Task instructions:
Show all lines holding the string "Основное".

(Items listed in a dataset)
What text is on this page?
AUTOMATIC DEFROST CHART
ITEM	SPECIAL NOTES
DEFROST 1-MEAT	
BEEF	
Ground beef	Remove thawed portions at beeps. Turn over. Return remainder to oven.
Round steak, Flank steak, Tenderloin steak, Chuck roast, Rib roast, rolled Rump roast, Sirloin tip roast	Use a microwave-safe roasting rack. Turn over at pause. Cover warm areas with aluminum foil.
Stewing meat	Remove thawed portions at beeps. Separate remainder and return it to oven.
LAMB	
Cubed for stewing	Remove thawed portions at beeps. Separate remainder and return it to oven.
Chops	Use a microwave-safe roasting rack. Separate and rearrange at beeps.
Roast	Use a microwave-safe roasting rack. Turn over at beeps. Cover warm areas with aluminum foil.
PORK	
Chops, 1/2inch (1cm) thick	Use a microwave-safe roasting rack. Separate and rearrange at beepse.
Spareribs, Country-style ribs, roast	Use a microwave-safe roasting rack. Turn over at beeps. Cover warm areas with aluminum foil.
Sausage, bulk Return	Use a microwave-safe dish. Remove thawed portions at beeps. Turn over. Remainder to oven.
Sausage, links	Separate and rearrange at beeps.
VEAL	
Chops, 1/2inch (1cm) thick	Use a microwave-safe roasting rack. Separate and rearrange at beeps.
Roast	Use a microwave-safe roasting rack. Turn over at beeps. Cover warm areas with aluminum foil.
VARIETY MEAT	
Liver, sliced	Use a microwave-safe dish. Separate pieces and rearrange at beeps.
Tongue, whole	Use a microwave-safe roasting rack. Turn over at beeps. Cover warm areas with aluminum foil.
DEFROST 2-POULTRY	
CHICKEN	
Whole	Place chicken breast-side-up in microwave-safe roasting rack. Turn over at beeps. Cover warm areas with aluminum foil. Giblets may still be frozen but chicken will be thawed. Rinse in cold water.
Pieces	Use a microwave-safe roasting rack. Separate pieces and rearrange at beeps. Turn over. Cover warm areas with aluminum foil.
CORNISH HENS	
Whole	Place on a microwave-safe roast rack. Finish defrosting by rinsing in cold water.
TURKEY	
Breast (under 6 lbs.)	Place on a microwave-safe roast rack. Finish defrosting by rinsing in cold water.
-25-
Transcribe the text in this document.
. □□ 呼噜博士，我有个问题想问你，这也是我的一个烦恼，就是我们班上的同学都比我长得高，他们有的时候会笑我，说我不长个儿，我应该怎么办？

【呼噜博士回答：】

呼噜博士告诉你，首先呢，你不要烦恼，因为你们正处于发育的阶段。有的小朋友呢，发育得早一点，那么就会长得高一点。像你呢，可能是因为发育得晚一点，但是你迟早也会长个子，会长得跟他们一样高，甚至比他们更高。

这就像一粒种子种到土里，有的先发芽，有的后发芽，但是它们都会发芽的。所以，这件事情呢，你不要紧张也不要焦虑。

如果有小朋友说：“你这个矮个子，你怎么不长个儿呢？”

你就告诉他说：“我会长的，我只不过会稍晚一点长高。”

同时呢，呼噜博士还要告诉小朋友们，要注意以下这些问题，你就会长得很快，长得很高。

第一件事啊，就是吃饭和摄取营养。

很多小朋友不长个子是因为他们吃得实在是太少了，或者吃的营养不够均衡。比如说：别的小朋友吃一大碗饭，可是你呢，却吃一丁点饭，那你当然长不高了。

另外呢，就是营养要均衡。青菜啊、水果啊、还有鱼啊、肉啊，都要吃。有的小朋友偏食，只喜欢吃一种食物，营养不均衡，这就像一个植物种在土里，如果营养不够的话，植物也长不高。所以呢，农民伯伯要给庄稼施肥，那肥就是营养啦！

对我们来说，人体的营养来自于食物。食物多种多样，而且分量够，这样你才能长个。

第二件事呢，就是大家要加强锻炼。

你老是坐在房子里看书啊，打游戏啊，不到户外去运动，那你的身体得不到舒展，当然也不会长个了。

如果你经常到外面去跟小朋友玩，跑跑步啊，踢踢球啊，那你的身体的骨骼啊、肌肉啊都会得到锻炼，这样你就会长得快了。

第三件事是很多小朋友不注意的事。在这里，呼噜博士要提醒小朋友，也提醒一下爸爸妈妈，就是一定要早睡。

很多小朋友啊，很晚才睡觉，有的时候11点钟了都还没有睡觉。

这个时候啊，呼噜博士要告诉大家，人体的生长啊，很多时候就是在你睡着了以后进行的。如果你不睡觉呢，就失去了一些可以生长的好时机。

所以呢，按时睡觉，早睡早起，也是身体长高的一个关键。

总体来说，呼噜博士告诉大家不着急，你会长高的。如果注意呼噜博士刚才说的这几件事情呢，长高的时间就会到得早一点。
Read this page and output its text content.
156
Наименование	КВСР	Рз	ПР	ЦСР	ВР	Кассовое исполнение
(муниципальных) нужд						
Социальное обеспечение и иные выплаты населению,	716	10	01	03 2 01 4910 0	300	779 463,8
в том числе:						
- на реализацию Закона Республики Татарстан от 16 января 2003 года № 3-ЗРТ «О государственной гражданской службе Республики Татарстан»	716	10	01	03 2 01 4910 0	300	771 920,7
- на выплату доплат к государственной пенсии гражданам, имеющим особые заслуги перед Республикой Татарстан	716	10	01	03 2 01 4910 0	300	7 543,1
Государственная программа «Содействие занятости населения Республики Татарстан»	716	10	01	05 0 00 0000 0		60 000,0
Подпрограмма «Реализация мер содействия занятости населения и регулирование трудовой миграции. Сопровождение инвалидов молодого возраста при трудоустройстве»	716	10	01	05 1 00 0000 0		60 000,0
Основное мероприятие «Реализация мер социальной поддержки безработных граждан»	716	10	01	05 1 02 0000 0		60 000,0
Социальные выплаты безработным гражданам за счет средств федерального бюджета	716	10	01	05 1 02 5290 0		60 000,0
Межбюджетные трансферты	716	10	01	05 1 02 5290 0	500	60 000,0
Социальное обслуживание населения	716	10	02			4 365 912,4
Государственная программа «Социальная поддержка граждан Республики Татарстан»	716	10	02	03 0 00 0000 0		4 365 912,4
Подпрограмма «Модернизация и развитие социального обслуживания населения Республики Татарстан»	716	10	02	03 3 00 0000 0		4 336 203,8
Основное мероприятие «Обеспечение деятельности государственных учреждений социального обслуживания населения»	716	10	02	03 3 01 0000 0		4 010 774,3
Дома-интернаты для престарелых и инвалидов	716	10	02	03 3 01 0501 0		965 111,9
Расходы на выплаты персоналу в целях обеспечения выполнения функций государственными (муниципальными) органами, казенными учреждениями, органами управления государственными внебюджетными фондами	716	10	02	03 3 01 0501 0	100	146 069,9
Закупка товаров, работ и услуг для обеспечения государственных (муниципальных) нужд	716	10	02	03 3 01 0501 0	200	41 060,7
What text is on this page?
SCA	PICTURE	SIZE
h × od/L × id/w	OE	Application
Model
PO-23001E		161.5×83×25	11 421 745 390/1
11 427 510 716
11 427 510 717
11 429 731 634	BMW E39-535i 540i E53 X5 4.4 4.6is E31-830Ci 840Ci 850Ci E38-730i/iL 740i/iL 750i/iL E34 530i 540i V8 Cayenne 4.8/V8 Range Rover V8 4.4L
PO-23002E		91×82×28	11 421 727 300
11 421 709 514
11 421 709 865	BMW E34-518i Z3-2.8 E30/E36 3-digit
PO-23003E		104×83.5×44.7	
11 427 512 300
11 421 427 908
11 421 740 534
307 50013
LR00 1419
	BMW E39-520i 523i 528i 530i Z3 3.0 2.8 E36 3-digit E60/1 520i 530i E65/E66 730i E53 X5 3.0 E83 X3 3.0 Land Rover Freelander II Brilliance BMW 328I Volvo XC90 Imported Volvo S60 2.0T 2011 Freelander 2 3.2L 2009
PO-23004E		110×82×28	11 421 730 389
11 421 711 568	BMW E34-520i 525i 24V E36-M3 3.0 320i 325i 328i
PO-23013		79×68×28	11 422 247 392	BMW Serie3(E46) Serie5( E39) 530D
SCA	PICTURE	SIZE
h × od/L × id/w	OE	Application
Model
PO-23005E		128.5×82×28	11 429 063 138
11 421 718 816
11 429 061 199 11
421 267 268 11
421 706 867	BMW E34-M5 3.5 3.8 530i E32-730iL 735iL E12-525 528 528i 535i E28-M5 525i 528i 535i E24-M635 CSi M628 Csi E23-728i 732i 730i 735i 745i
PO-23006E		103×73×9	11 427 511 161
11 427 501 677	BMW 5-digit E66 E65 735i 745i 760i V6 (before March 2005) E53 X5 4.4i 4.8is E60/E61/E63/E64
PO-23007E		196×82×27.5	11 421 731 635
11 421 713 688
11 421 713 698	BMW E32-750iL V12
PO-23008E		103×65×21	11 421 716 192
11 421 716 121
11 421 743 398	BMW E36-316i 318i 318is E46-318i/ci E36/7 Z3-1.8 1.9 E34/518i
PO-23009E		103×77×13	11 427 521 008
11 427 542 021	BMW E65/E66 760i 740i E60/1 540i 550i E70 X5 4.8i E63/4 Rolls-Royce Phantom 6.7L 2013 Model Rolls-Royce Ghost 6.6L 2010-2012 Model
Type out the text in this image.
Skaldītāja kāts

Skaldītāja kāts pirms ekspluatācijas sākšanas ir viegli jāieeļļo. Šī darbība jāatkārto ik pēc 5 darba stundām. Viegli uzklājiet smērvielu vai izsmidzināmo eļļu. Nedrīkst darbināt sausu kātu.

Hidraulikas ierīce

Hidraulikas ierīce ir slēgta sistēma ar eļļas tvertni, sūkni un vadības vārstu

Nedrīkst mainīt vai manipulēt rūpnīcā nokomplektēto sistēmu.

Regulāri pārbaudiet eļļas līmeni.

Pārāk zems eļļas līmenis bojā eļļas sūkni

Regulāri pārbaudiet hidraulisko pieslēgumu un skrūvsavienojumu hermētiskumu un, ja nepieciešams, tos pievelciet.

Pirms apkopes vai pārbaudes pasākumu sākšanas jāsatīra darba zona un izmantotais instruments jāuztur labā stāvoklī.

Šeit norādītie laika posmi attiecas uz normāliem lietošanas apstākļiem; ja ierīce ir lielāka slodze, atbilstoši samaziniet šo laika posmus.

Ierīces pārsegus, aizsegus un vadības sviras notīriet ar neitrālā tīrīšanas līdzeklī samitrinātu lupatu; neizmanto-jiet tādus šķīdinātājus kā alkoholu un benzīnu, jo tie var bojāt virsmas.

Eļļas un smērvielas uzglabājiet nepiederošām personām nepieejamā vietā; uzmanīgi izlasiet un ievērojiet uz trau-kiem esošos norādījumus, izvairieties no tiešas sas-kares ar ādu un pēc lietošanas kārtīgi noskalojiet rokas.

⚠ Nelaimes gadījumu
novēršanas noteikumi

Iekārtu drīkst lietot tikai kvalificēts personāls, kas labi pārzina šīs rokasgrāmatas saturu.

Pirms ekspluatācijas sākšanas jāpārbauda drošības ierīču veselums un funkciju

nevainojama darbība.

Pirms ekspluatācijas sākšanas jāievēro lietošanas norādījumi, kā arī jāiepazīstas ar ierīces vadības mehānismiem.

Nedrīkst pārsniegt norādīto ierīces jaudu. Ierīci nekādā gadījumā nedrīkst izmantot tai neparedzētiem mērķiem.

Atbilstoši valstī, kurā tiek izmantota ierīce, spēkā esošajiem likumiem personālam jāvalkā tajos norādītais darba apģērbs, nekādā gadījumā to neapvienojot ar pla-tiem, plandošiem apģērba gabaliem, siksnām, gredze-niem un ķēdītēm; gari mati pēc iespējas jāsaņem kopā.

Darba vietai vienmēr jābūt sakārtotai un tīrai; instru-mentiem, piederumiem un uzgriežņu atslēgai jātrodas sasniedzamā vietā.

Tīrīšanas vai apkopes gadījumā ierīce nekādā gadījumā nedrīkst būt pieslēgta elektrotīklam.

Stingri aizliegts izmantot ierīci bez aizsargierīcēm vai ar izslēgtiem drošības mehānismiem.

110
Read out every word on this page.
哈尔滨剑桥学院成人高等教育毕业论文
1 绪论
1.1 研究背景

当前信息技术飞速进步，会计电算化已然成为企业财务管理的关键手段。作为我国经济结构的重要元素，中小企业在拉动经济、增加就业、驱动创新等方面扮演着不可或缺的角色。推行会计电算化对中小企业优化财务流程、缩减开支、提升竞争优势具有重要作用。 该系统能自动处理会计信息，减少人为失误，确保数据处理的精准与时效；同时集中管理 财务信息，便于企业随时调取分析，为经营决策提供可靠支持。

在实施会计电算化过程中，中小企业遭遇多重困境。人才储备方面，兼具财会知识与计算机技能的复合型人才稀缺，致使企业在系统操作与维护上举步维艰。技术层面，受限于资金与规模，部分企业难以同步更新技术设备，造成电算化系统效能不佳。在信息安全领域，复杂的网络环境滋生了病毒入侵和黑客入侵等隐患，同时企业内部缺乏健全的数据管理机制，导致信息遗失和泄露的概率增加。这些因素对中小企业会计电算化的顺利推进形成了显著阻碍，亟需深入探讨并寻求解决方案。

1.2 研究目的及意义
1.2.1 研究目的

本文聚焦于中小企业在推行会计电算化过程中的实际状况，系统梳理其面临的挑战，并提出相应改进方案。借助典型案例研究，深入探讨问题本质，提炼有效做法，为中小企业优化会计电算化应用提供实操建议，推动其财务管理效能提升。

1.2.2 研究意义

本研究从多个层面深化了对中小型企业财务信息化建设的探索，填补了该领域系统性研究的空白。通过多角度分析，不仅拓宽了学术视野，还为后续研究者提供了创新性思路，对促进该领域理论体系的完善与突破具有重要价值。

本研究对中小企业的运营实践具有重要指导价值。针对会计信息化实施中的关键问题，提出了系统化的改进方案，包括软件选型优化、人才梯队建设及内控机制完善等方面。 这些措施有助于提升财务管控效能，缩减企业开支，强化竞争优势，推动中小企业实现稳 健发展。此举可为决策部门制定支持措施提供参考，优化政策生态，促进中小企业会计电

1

The answer:
Основное мероприятие «Реализация мер социальной поддержки безработных граждан»	716	10	01	05 1 02 0000 0		60 000,0
Основное мероприятие «Обеспечение деятельности государственных учреждений социального обслуживания населения»	716	10	02	03 3 01 0000 0		4 010 774,3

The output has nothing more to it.